**Work instruction**
Copy each line below that contains "Tagln".

**Provided data**
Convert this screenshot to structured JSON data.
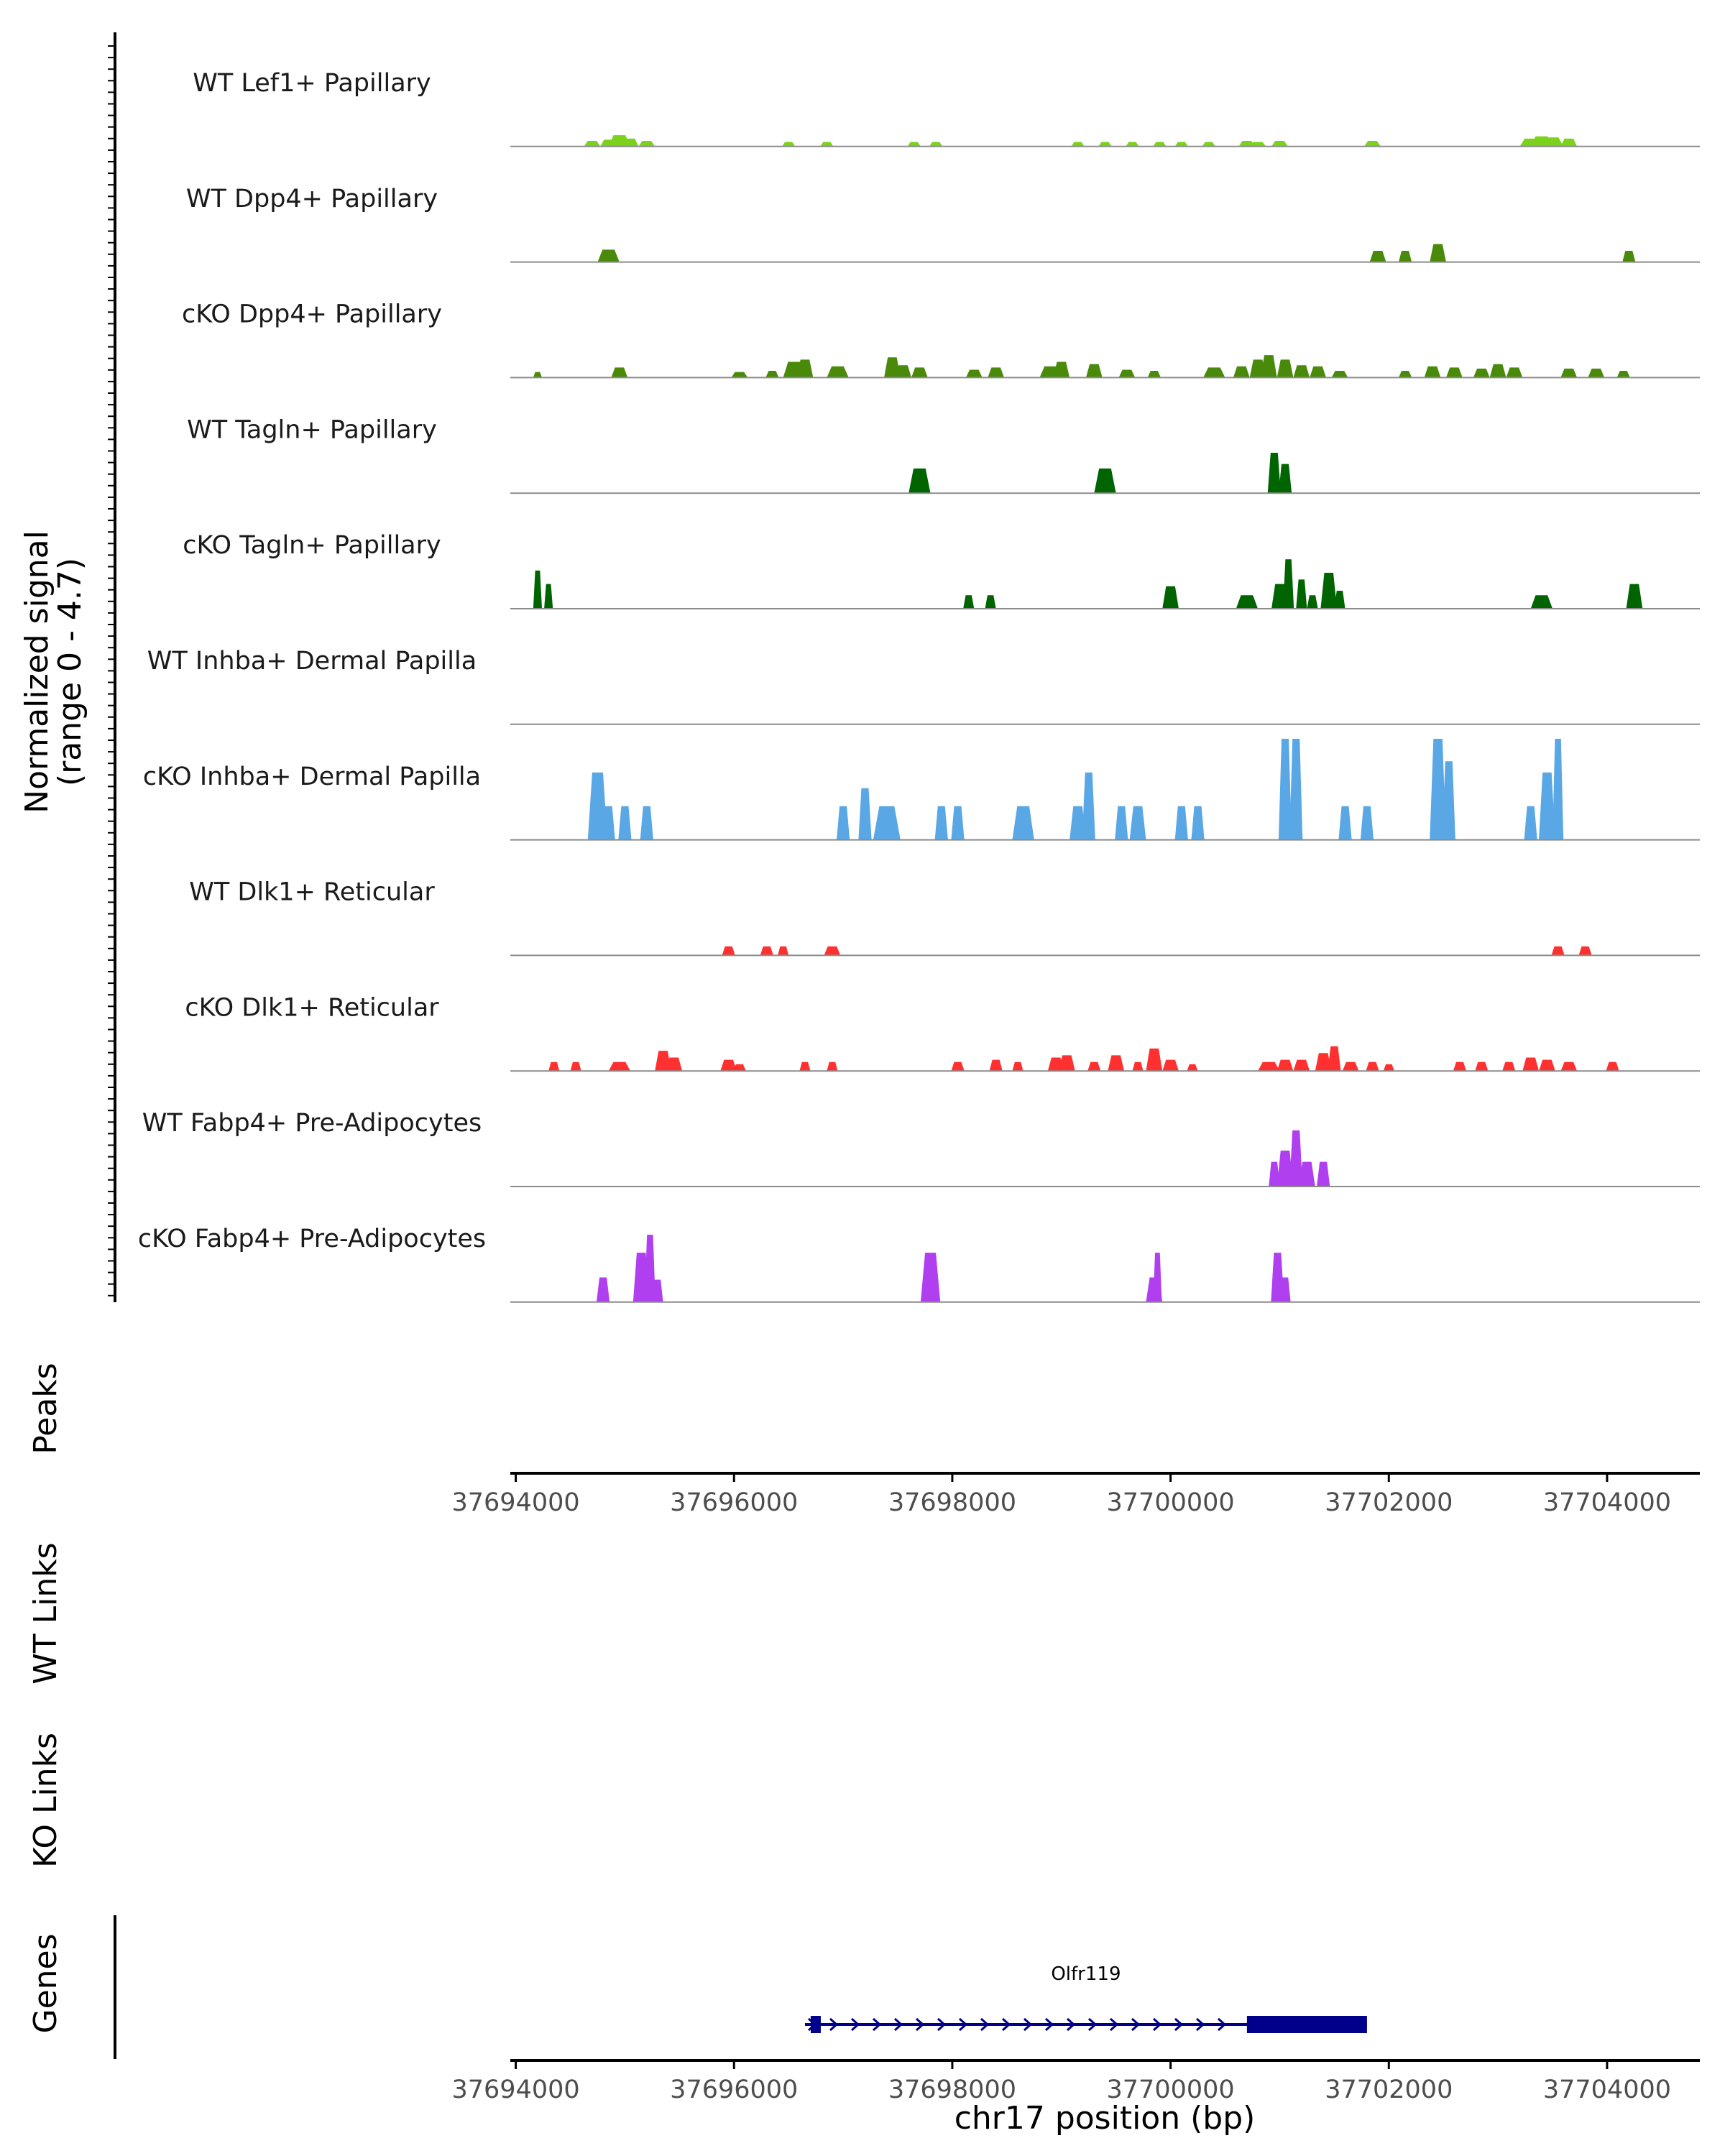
{
  "chart_data": {
    "type": "area",
    "title": "",
    "ylabel_lines": [
      "Normalized signal",
      "(range 0 - 4.7)"
    ],
    "ylim": [
      0,
      4.7
    ],
    "xlabel": "chr17 position (bp)",
    "xlim": [
      37693950,
      37704850
    ],
    "xticks": [
      37694000,
      37696000,
      37698000,
      37700000,
      37702000,
      37704000
    ],
    "xtick_labels": [
      "37694000",
      "37696000",
      "37698000",
      "37700000",
      "37702000",
      "37704000"
    ],
    "tracks": [
      {
        "name": "WT Lef1+ Papillary",
        "color": "#7cd11c",
        "peaks": [
          [
            37694700,
            0.25,
            150
          ],
          [
            37694850,
            0.3,
            150
          ],
          [
            37694950,
            0.5,
            200
          ],
          [
            37695050,
            0.35,
            150
          ],
          [
            37695200,
            0.25,
            150
          ],
          [
            37696500,
            0.2,
            120
          ],
          [
            37696850,
            0.2,
            120
          ],
          [
            37697650,
            0.2,
            120
          ],
          [
            37697850,
            0.2,
            120
          ],
          [
            37699150,
            0.2,
            120
          ],
          [
            37699400,
            0.2,
            120
          ],
          [
            37699650,
            0.2,
            120
          ],
          [
            37699900,
            0.2,
            120
          ],
          [
            37700100,
            0.2,
            120
          ],
          [
            37700350,
            0.2,
            120
          ],
          [
            37700700,
            0.25,
            150
          ],
          [
            37700800,
            0.2,
            150
          ],
          [
            37701000,
            0.25,
            150
          ],
          [
            37701850,
            0.25,
            150
          ],
          [
            37703300,
            0.35,
            200
          ],
          [
            37703400,
            0.45,
            200
          ],
          [
            37703500,
            0.4,
            200
          ],
          [
            37703650,
            0.35,
            150
          ]
        ]
      },
      {
        "name": "WT Dpp4+ Papillary",
        "color": "#4a8a0a",
        "peaks": [
          [
            37694850,
            0.55,
            200
          ],
          [
            37701900,
            0.5,
            150
          ],
          [
            37702150,
            0.5,
            120
          ],
          [
            37702450,
            0.8,
            150
          ],
          [
            37704200,
            0.5,
            120
          ]
        ]
      },
      {
        "name": "cKO Dpp4+ Papillary",
        "color": "#4a8a0a",
        "peaks": [
          [
            37694200,
            0.25,
            80
          ],
          [
            37694950,
            0.45,
            150
          ],
          [
            37696050,
            0.25,
            150
          ],
          [
            37696350,
            0.3,
            120
          ],
          [
            37696550,
            0.7,
            200
          ],
          [
            37696650,
            0.8,
            150
          ],
          [
            37696950,
            0.5,
            200
          ],
          [
            37697450,
            0.9,
            150
          ],
          [
            37697550,
            0.55,
            150
          ],
          [
            37697700,
            0.45,
            150
          ],
          [
            37698200,
            0.35,
            150
          ],
          [
            37698400,
            0.45,
            150
          ],
          [
            37698900,
            0.5,
            200
          ],
          [
            37699000,
            0.7,
            150
          ],
          [
            37699300,
            0.6,
            150
          ],
          [
            37699600,
            0.35,
            150
          ],
          [
            37699850,
            0.3,
            120
          ],
          [
            37700400,
            0.45,
            200
          ],
          [
            37700650,
            0.5,
            150
          ],
          [
            37700800,
            0.8,
            150
          ],
          [
            37700900,
            1.0,
            150
          ],
          [
            37701050,
            0.8,
            150
          ],
          [
            37701200,
            0.55,
            150
          ],
          [
            37701350,
            0.5,
            150
          ],
          [
            37701550,
            0.3,
            150
          ],
          [
            37702150,
            0.3,
            120
          ],
          [
            37702400,
            0.5,
            150
          ],
          [
            37702600,
            0.45,
            150
          ],
          [
            37702850,
            0.4,
            150
          ],
          [
            37703000,
            0.6,
            150
          ],
          [
            37703150,
            0.45,
            150
          ],
          [
            37703650,
            0.4,
            150
          ],
          [
            37703900,
            0.4,
            150
          ],
          [
            37704150,
            0.3,
            120
          ]
        ]
      },
      {
        "name": "WT Tagln+ Papillary",
        "color": "#006400",
        "peaks": [
          [
            37697700,
            1.1,
            200
          ],
          [
            37699400,
            1.1,
            200
          ],
          [
            37700950,
            1.8,
            120
          ],
          [
            37701050,
            1.3,
            120
          ]
        ]
      },
      {
        "name": "cKO Tagln+ Papillary",
        "color": "#006400",
        "peaks": [
          [
            37694200,
            1.7,
            80
          ],
          [
            37694300,
            1.1,
            80
          ],
          [
            37698150,
            0.6,
            100
          ],
          [
            37698350,
            0.6,
            100
          ],
          [
            37700000,
            1.0,
            150
          ],
          [
            37700700,
            0.6,
            200
          ],
          [
            37701000,
            1.1,
            150
          ],
          [
            37701080,
            2.2,
            100
          ],
          [
            37701200,
            1.3,
            100
          ],
          [
            37701300,
            0.6,
            100
          ],
          [
            37701450,
            1.6,
            150
          ],
          [
            37701550,
            0.8,
            100
          ],
          [
            37703400,
            0.6,
            200
          ],
          [
            37704250,
            1.1,
            150
          ]
        ]
      },
      {
        "name": "WT Inhba+ Dermal Papilla",
        "color": "#5aa7e6",
        "peaks": []
      },
      {
        "name": "cKO Inhba+ Dermal Papilla",
        "color": "#5aa7e6",
        "peaks": [
          [
            37694750,
            3.0,
            180
          ],
          [
            37694850,
            1.5,
            120
          ],
          [
            37695000,
            1.5,
            120
          ],
          [
            37695200,
            1.5,
            120
          ],
          [
            37697000,
            1.5,
            120
          ],
          [
            37697200,
            2.3,
            120
          ],
          [
            37697400,
            1.5,
            250
          ],
          [
            37697900,
            1.5,
            120
          ],
          [
            37698050,
            1.5,
            120
          ],
          [
            37698650,
            1.5,
            200
          ],
          [
            37699150,
            1.5,
            150
          ],
          [
            37699250,
            3.0,
            120
          ],
          [
            37699550,
            1.5,
            120
          ],
          [
            37699700,
            1.5,
            150
          ],
          [
            37700100,
            1.5,
            120
          ],
          [
            37700250,
            1.5,
            120
          ],
          [
            37701050,
            4.5,
            120
          ],
          [
            37701150,
            4.5,
            120
          ],
          [
            37701600,
            1.5,
            120
          ],
          [
            37701800,
            1.5,
            120
          ],
          [
            37702450,
            4.5,
            150
          ],
          [
            37702550,
            3.5,
            120
          ],
          [
            37703300,
            1.5,
            120
          ],
          [
            37703450,
            3.0,
            150
          ],
          [
            37703550,
            4.5,
            100
          ]
        ]
      },
      {
        "name": "WT Dlk1+ Reticular",
        "color": "#ff3030",
        "peaks": [
          [
            37695950,
            0.4,
            120
          ],
          [
            37696300,
            0.4,
            120
          ],
          [
            37696450,
            0.4,
            100
          ],
          [
            37696900,
            0.4,
            150
          ],
          [
            37703550,
            0.4,
            120
          ],
          [
            37703800,
            0.4,
            120
          ]
        ]
      },
      {
        "name": "cKO Dlk1+ Reticular",
        "color": "#ff3030",
        "peaks": [
          [
            37694350,
            0.4,
            100
          ],
          [
            37694550,
            0.4,
            100
          ],
          [
            37694950,
            0.4,
            200
          ],
          [
            37695350,
            0.9,
            150
          ],
          [
            37695450,
            0.6,
            150
          ],
          [
            37695950,
            0.5,
            150
          ],
          [
            37696050,
            0.3,
            120
          ],
          [
            37696650,
            0.4,
            100
          ],
          [
            37696900,
            0.4,
            100
          ],
          [
            37698050,
            0.4,
            120
          ],
          [
            37698400,
            0.5,
            120
          ],
          [
            37698600,
            0.4,
            100
          ],
          [
            37698950,
            0.6,
            150
          ],
          [
            37699050,
            0.7,
            150
          ],
          [
            37699300,
            0.4,
            120
          ],
          [
            37699500,
            0.7,
            150
          ],
          [
            37699700,
            0.4,
            100
          ],
          [
            37699850,
            1.0,
            150
          ],
          [
            37700000,
            0.5,
            150
          ],
          [
            37700200,
            0.3,
            100
          ],
          [
            37700900,
            0.4,
            200
          ],
          [
            37701050,
            0.5,
            150
          ],
          [
            37701200,
            0.5,
            150
          ],
          [
            37701400,
            0.8,
            150
          ],
          [
            37701500,
            1.1,
            120
          ],
          [
            37701650,
            0.4,
            150
          ],
          [
            37701850,
            0.4,
            120
          ],
          [
            37702000,
            0.3,
            100
          ],
          [
            37702650,
            0.4,
            120
          ],
          [
            37702850,
            0.4,
            120
          ],
          [
            37703100,
            0.4,
            120
          ],
          [
            37703300,
            0.6,
            150
          ],
          [
            37703450,
            0.5,
            150
          ],
          [
            37703650,
            0.4,
            150
          ],
          [
            37704050,
            0.4,
            120
          ]
        ]
      },
      {
        "name": "WT Fabp4+ Pre-Adipocytes",
        "color": "#b03ff0",
        "peaks": [
          [
            37700950,
            1.1,
            100
          ],
          [
            37701050,
            1.6,
            150
          ],
          [
            37701150,
            2.5,
            120
          ],
          [
            37701250,
            1.1,
            150
          ],
          [
            37701400,
            1.1,
            120
          ]
        ]
      },
      {
        "name": "cKO Fabp4+ Pre-Adipocytes",
        "color": "#b03ff0",
        "peaks": [
          [
            37694800,
            1.1,
            120
          ],
          [
            37695150,
            2.2,
            150
          ],
          [
            37695230,
            3.0,
            100
          ],
          [
            37695300,
            1.0,
            100
          ],
          [
            37697800,
            2.2,
            180
          ],
          [
            37699850,
            1.1,
            150
          ],
          [
            37699880,
            2.2,
            80
          ],
          [
            37700980,
            2.2,
            120
          ],
          [
            37701050,
            1.1,
            100
          ]
        ]
      }
    ],
    "lower_tracks": [
      "Peaks",
      "WT Links",
      "KO Links",
      "Genes"
    ],
    "gene": {
      "name": "Olfr119",
      "start": 37696650,
      "end": 37701800,
      "cds_start": 37700700,
      "strand": "+"
    }
  }
}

**Result of this exercise**
        "name": "WT Tagln+ Papillary",
        "name": "cKO Tagln+ Papillary",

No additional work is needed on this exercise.